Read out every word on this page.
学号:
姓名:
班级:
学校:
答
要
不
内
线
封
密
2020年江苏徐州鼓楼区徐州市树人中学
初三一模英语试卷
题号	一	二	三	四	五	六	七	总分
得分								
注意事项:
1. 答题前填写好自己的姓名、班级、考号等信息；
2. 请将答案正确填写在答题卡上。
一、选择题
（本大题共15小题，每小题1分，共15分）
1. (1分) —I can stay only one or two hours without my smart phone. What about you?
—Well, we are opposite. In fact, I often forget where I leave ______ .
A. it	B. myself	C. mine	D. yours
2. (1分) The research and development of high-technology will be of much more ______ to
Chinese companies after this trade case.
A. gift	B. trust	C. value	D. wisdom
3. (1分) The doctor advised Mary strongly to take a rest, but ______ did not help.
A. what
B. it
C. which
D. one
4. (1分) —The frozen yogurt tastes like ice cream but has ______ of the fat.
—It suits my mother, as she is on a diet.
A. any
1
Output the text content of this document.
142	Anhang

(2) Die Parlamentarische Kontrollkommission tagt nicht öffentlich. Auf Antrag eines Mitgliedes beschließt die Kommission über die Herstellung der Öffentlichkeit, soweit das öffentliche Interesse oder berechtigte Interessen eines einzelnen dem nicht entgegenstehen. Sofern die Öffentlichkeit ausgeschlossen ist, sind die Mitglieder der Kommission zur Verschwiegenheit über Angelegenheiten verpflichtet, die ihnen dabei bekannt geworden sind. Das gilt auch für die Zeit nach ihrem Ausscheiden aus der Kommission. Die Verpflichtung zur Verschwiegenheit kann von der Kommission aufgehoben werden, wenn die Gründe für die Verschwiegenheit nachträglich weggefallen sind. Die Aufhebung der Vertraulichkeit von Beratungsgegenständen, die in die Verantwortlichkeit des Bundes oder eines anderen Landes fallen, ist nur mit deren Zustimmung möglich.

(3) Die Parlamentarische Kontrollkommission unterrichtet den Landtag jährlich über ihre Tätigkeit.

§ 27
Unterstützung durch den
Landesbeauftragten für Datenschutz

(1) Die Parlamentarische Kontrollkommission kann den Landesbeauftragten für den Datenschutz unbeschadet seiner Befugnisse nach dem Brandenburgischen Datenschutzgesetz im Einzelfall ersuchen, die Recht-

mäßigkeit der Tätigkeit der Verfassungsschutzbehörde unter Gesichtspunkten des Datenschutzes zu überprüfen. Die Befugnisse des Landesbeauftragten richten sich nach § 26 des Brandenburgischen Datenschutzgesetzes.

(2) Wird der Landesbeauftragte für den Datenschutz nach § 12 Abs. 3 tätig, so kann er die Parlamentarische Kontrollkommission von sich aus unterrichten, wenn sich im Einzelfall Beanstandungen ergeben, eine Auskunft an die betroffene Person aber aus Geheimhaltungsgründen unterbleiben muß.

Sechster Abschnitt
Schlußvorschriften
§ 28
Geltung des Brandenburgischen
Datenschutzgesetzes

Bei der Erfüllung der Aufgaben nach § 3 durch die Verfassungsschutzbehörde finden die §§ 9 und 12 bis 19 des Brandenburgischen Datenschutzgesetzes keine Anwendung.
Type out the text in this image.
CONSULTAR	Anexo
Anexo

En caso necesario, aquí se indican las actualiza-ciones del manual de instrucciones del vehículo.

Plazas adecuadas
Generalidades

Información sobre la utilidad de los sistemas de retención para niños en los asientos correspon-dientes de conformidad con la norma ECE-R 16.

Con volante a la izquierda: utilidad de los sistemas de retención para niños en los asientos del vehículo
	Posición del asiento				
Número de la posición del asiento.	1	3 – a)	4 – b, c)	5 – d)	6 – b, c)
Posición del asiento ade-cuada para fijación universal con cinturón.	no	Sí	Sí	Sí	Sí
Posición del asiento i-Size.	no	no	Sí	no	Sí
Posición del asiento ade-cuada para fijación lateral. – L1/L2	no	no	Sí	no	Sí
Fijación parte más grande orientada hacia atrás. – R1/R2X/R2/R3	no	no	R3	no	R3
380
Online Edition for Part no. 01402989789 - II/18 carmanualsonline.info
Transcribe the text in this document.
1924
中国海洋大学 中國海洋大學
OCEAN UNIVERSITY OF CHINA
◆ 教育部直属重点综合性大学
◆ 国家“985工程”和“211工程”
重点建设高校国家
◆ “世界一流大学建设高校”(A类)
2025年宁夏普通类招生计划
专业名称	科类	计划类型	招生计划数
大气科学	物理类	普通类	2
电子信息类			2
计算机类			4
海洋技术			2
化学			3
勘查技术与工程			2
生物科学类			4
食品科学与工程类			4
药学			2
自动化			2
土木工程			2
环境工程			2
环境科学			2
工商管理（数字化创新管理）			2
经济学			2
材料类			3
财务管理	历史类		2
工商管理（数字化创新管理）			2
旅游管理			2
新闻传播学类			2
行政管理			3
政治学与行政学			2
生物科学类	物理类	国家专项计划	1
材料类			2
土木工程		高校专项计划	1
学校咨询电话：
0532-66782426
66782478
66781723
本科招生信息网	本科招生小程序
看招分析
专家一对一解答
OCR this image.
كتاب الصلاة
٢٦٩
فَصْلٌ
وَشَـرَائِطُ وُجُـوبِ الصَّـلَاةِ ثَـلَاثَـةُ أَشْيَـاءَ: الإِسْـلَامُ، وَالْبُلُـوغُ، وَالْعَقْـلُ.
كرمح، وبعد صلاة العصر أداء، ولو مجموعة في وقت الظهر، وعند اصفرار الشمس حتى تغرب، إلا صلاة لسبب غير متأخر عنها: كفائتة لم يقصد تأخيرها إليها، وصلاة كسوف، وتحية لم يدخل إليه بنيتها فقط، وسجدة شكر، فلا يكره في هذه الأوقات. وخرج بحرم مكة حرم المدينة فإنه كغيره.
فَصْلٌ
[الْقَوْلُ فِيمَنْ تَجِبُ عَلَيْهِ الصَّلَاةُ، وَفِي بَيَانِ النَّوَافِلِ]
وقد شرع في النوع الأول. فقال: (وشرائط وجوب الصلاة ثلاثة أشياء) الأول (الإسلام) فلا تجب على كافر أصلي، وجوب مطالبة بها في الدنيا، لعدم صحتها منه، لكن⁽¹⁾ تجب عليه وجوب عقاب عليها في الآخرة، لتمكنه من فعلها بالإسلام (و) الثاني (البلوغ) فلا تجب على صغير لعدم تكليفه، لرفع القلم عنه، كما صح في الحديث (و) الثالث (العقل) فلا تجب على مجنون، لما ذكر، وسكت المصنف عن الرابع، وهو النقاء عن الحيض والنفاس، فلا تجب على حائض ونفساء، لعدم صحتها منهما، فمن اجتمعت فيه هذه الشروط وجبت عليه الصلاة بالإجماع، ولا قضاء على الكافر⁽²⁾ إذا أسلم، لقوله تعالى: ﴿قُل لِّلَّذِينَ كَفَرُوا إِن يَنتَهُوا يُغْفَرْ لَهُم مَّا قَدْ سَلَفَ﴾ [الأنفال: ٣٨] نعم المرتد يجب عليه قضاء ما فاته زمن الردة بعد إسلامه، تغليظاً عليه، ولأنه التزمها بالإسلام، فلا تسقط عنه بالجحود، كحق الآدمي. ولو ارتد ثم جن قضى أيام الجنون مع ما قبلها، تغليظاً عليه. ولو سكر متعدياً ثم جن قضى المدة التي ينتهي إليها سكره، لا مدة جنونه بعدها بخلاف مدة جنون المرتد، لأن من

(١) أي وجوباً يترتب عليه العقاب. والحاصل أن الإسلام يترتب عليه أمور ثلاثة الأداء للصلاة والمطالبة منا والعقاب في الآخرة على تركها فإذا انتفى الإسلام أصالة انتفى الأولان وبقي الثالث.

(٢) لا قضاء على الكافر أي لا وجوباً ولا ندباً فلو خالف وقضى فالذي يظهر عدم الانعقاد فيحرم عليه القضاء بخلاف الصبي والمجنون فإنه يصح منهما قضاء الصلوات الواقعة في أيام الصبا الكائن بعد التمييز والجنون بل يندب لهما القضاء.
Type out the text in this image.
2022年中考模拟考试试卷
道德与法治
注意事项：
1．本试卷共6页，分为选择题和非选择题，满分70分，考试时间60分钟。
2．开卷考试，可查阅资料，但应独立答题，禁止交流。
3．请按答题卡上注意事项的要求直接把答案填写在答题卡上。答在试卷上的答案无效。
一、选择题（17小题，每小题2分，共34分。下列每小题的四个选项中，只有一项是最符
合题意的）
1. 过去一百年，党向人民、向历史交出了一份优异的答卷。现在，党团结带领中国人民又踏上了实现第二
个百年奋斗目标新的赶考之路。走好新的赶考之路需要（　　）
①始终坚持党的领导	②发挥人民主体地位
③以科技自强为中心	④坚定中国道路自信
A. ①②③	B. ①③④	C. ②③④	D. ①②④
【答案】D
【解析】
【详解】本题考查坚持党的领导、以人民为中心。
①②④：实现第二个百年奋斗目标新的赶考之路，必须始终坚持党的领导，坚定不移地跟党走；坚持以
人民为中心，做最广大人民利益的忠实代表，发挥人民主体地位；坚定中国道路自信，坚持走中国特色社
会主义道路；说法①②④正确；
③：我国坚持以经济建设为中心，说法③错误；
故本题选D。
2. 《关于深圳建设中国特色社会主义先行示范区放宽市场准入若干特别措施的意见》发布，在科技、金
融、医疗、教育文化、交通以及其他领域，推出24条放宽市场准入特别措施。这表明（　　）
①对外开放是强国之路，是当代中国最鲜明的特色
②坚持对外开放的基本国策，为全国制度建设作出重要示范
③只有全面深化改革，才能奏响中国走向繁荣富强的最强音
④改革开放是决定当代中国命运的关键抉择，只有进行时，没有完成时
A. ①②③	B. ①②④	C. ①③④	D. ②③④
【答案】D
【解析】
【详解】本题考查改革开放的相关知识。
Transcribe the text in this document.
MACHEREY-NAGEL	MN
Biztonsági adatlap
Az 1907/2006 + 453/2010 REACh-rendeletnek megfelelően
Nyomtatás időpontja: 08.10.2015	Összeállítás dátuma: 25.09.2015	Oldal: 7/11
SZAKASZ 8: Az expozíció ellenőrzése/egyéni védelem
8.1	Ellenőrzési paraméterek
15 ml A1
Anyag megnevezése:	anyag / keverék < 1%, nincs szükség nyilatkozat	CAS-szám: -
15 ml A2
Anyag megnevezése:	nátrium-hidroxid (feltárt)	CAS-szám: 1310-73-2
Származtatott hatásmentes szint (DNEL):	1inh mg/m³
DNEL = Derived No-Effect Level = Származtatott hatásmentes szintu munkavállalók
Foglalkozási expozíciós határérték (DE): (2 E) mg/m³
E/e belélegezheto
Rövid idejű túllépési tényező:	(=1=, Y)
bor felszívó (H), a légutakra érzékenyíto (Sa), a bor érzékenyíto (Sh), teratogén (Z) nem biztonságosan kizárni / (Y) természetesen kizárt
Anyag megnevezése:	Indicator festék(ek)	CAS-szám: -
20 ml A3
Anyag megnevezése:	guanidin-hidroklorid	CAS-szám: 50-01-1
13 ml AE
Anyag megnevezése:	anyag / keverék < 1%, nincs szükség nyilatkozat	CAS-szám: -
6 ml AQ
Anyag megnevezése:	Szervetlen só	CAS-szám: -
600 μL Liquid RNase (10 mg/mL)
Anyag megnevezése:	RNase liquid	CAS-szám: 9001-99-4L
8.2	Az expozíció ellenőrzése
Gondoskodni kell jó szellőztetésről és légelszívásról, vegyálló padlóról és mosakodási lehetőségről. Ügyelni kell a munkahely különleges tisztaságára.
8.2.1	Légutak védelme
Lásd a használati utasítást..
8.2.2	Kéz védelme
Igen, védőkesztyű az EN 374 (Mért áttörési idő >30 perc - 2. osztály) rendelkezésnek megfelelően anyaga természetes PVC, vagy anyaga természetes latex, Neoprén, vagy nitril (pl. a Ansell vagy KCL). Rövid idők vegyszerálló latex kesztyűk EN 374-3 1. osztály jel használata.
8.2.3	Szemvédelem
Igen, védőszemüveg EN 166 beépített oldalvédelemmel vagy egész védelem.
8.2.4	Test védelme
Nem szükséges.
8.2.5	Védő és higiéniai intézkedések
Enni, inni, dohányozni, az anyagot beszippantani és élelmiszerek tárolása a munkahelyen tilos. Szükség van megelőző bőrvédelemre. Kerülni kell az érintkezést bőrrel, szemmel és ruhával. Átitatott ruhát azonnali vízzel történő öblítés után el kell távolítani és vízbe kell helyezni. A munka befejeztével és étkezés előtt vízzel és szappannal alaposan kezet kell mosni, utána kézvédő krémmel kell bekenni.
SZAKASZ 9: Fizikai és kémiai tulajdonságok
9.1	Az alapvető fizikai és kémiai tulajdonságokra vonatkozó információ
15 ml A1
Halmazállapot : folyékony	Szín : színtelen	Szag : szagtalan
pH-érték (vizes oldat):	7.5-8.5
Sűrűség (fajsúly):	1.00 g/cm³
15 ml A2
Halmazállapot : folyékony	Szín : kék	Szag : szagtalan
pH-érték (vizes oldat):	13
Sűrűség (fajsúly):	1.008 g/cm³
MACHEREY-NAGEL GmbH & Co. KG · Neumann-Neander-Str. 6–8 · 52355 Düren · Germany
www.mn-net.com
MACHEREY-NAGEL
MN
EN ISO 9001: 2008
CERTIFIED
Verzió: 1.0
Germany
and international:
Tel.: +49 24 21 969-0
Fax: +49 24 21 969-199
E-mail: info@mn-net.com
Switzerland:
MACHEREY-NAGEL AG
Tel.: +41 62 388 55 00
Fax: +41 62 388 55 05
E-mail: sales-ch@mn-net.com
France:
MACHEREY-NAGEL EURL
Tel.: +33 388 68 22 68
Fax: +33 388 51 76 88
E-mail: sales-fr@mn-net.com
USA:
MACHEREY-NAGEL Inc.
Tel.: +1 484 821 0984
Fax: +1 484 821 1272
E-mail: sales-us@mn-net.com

- - -

**What the task asks**
Answer with one number: how many lines in the listing hold "folyékony".

**Answer to the exercise**
2